Data extracted from a collection
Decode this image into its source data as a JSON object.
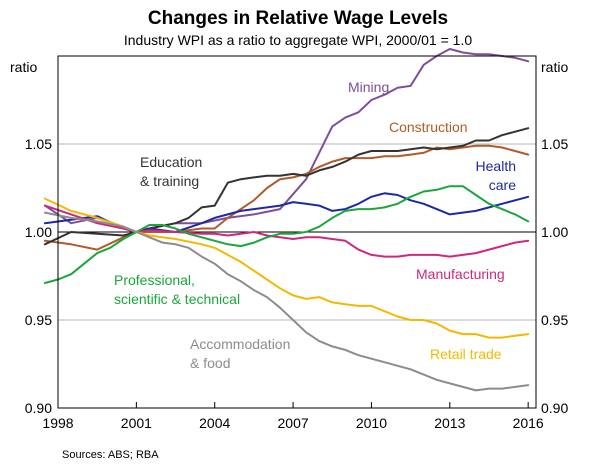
{
  "chart_data": {
    "type": "line",
    "title": "Changes in Relative Wage Levels",
    "subtitle": "Industry WPI as a ratio to aggregate WPI, 2000/01 = 1.0",
    "left_unit": "ratio",
    "right_unit": "ratio",
    "source": "Sources:   ABS; RBA",
    "grid": "horizontal",
    "xlim": [
      1998,
      2016.3
    ],
    "ylim": [
      0.9,
      1.1
    ],
    "x_ticks": [
      "1998",
      "2001",
      "2004",
      "2007",
      "2010",
      "2013",
      "2016"
    ],
    "x_tick_values": [
      1998,
      2001,
      2004,
      2007,
      2010,
      2013,
      2016
    ],
    "y_ticks": [
      "0.90",
      "0.95",
      "1.00",
      "1.05"
    ],
    "y_tick_values": [
      0.9,
      0.95,
      1.0,
      1.05
    ],
    "series": [
      {
        "name": "Mining",
        "color": "#7b4f9d",
        "x": [
          1997.5,
          1998.5,
          1999.5,
          2000.5,
          2001,
          2001.5,
          2002.5,
          2003.5,
          2004.5,
          2005.5,
          2006.5,
          2007.5,
          2008,
          2008.5,
          2009,
          2009.5,
          2010,
          2010.5,
          2011,
          2011.5,
          2012,
          2012.5,
          2013,
          2013.5,
          2014,
          2014.5,
          2015,
          2015.5,
          2016
        ],
        "y": [
          1.015,
          1.005,
          1.008,
          1.003,
          1.0,
          1.002,
          1.005,
          1.005,
          1.008,
          1.01,
          1.013,
          1.03,
          1.045,
          1.06,
          1.065,
          1.068,
          1.075,
          1.078,
          1.082,
          1.083,
          1.095,
          1.1,
          1.104,
          1.102,
          1.101,
          1.101,
          1.1,
          1.099,
          1.097
        ]
      },
      {
        "name": "Construction",
        "color": "#b15a2a",
        "x": [
          1997.5,
          1998.5,
          1999.5,
          2000.5,
          2001,
          2001.5,
          2002.5,
          2003.5,
          2004,
          2004.5,
          2005,
          2005.5,
          2006,
          2006.5,
          2007,
          2007.5,
          2008,
          2008.5,
          2009,
          2009.5,
          2010,
          2010.5,
          2011,
          2011.5,
          2012,
          2012.5,
          2013,
          2013.5,
          2014,
          2014.5,
          2015,
          2015.5,
          2016
        ],
        "y": [
          0.995,
          0.993,
          0.99,
          0.997,
          1.0,
          1.0,
          1.0,
          1.002,
          1.002,
          1.008,
          1.013,
          1.018,
          1.025,
          1.03,
          1.031,
          1.033,
          1.037,
          1.04,
          1.042,
          1.042,
          1.042,
          1.043,
          1.043,
          1.044,
          1.045,
          1.048,
          1.047,
          1.048,
          1.049,
          1.049,
          1.048,
          1.046,
          1.044
        ]
      },
      {
        "name": "Education & training",
        "color": "#333333",
        "x": [
          1997.5,
          1998.5,
          1999.5,
          2000.5,
          2001,
          2001.5,
          2002.5,
          2003,
          2003.5,
          2004,
          2004.5,
          2005,
          2005.5,
          2006,
          2006.5,
          2007,
          2007.5,
          2008,
          2008.5,
          2009,
          2009.5,
          2010,
          2010.5,
          2011,
          2011.5,
          2012,
          2012.5,
          2013,
          2013.5,
          2014,
          2014.5,
          2015,
          2015.5,
          2016
        ],
        "y": [
          0.993,
          1.0,
          0.999,
          0.998,
          1.0,
          1.002,
          1.005,
          1.008,
          1.014,
          1.015,
          1.028,
          1.03,
          1.031,
          1.032,
          1.032,
          1.033,
          1.032,
          1.035,
          1.037,
          1.04,
          1.044,
          1.046,
          1.046,
          1.046,
          1.047,
          1.048,
          1.047,
          1.048,
          1.049,
          1.052,
          1.052,
          1.055,
          1.057,
          1.059
        ]
      },
      {
        "name": "Health care",
        "color": "#1c2aa3",
        "x": [
          1997.5,
          1998.5,
          1999.5,
          2000.5,
          2001,
          2001.5,
          2002.5,
          2003.5,
          2004,
          2004.5,
          2005,
          2005.5,
          2006,
          2006.5,
          2007,
          2007.5,
          2008,
          2008.5,
          2009,
          2009.5,
          2010,
          2010.5,
          2011,
          2011.5,
          2012,
          2012.5,
          2013,
          2013.5,
          2014,
          2014.5,
          2015,
          2015.5,
          2016
        ],
        "y": [
          1.005,
          1.007,
          1.009,
          1.002,
          1.0,
          1.002,
          1.0,
          1.005,
          1.008,
          1.01,
          1.012,
          1.013,
          1.014,
          1.015,
          1.017,
          1.016,
          1.015,
          1.012,
          1.013,
          1.016,
          1.02,
          1.022,
          1.021,
          1.018,
          1.016,
          1.013,
          1.01,
          1.011,
          1.012,
          1.014,
          1.016,
          1.018,
          1.02
        ]
      },
      {
        "name": "Manufacturing",
        "color": "#d0277e",
        "x": [
          1997.5,
          1998.5,
          1999.5,
          2000.5,
          2001,
          2001.5,
          2002.5,
          2003.5,
          2004,
          2004.5,
          2005,
          2005.5,
          2006,
          2006.5,
          2007,
          2007.5,
          2008,
          2008.5,
          2009,
          2009.5,
          2010,
          2010.5,
          2011,
          2011.5,
          2012,
          2012.5,
          2013,
          2013.5,
          2014,
          2014.5,
          2015,
          2015.5,
          2016
        ],
        "y": [
          1.015,
          1.01,
          1.005,
          1.002,
          1.0,
          1.001,
          1.0,
          0.999,
          0.999,
          0.998,
          0.999,
          1.0,
          0.998,
          0.997,
          0.996,
          0.997,
          0.997,
          0.996,
          0.995,
          0.99,
          0.987,
          0.986,
          0.986,
          0.987,
          0.987,
          0.987,
          0.986,
          0.987,
          0.988,
          0.99,
          0.992,
          0.994,
          0.995
        ]
      },
      {
        "name": "Professional, scientific & technical",
        "color": "#1ba63b",
        "x": [
          1997.5,
          1998,
          1998.5,
          1999,
          1999.5,
          2000,
          2000.5,
          2001,
          2001.5,
          2002,
          2002.5,
          2003,
          2003.5,
          2004,
          2004.5,
          2005,
          2005.5,
          2006,
          2006.5,
          2007,
          2007.5,
          2008,
          2008.5,
          2009,
          2009.5,
          2010,
          2010.5,
          2011,
          2011.5,
          2012,
          2012.5,
          2013,
          2013.5,
          2014,
          2014.5,
          2015,
          2015.5,
          2016
        ],
        "y": [
          0.971,
          0.973,
          0.976,
          0.982,
          0.988,
          0.991,
          0.996,
          1.0,
          1.004,
          1.004,
          1.002,
          0.999,
          0.997,
          0.995,
          0.993,
          0.992,
          0.994,
          0.997,
          0.999,
          0.999,
          1.0,
          1.003,
          1.008,
          1.012,
          1.013,
          1.013,
          1.014,
          1.016,
          1.02,
          1.023,
          1.024,
          1.026,
          1.026,
          1.021,
          1.016,
          1.013,
          1.01,
          1.006
        ]
      },
      {
        "name": "Retail trade",
        "color": "#f5b800",
        "x": [
          1997.5,
          1998.5,
          1999.5,
          2000.5,
          2001,
          2001.5,
          2002.5,
          2003.5,
          2004,
          2004.5,
          2005,
          2005.5,
          2006,
          2006.5,
          2007,
          2007.5,
          2008,
          2008.5,
          2009,
          2009.5,
          2010,
          2010.5,
          2011,
          2011.5,
          2012,
          2012.5,
          2013,
          2013.5,
          2014,
          2014.5,
          2015,
          2015.5,
          2016
        ],
        "y": [
          1.019,
          1.012,
          1.008,
          1.003,
          1.0,
          0.998,
          0.996,
          0.993,
          0.991,
          0.987,
          0.983,
          0.978,
          0.973,
          0.968,
          0.964,
          0.962,
          0.963,
          0.96,
          0.959,
          0.958,
          0.958,
          0.955,
          0.952,
          0.95,
          0.95,
          0.948,
          0.944,
          0.942,
          0.942,
          0.94,
          0.94,
          0.941,
          0.942
        ]
      },
      {
        "name": "Accommodation & food",
        "color": "#8c8c8c",
        "x": [
          1997.5,
          1998.5,
          1999.5,
          2000.5,
          2001,
          2001.5,
          2002,
          2002.5,
          2003,
          2003.5,
          2004,
          2004.5,
          2005,
          2005.5,
          2006,
          2006.5,
          2007,
          2007.5,
          2008,
          2008.5,
          2009,
          2009.5,
          2010,
          2010.5,
          2011,
          2011.5,
          2012,
          2012.5,
          2013,
          2013.5,
          2014,
          2014.5,
          2015,
          2015.5,
          2016
        ],
        "y": [
          1.011,
          1.008,
          1.006,
          1.003,
          1.0,
          0.997,
          0.994,
          0.993,
          0.991,
          0.986,
          0.982,
          0.976,
          0.972,
          0.967,
          0.963,
          0.957,
          0.95,
          0.943,
          0.938,
          0.935,
          0.933,
          0.93,
          0.928,
          0.926,
          0.924,
          0.922,
          0.919,
          0.916,
          0.914,
          0.912,
          0.91,
          0.911,
          0.911,
          0.912,
          0.913
        ]
      }
    ],
    "series_labels": [
      {
        "series": "Mining",
        "lines": [
          "Mining"
        ]
      },
      {
        "series": "Construction",
        "lines": [
          "Construction"
        ]
      },
      {
        "series": "Education & training",
        "lines": [
          "Education",
          "& training"
        ]
      },
      {
        "series": "Health care",
        "lines": [
          "Health",
          "care"
        ]
      },
      {
        "series": "Manufacturing",
        "lines": [
          "Manufacturing"
        ]
      },
      {
        "series": "Professional, scientific & technical",
        "lines": [
          "Professional,",
          "scientific & technical"
        ]
      },
      {
        "series": "Retail trade",
        "lines": [
          "Retail trade"
        ]
      },
      {
        "series": "Accommodation & food",
        "lines": [
          "Accommodation",
          "& food"
        ]
      }
    ]
  }
}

Given request: In the lines above, find each one with "technical" and list it.

Written response:
        "name": "Professional, scientific & technical",
        "series": "Professional, scientific & technical",
          "scientific & technical"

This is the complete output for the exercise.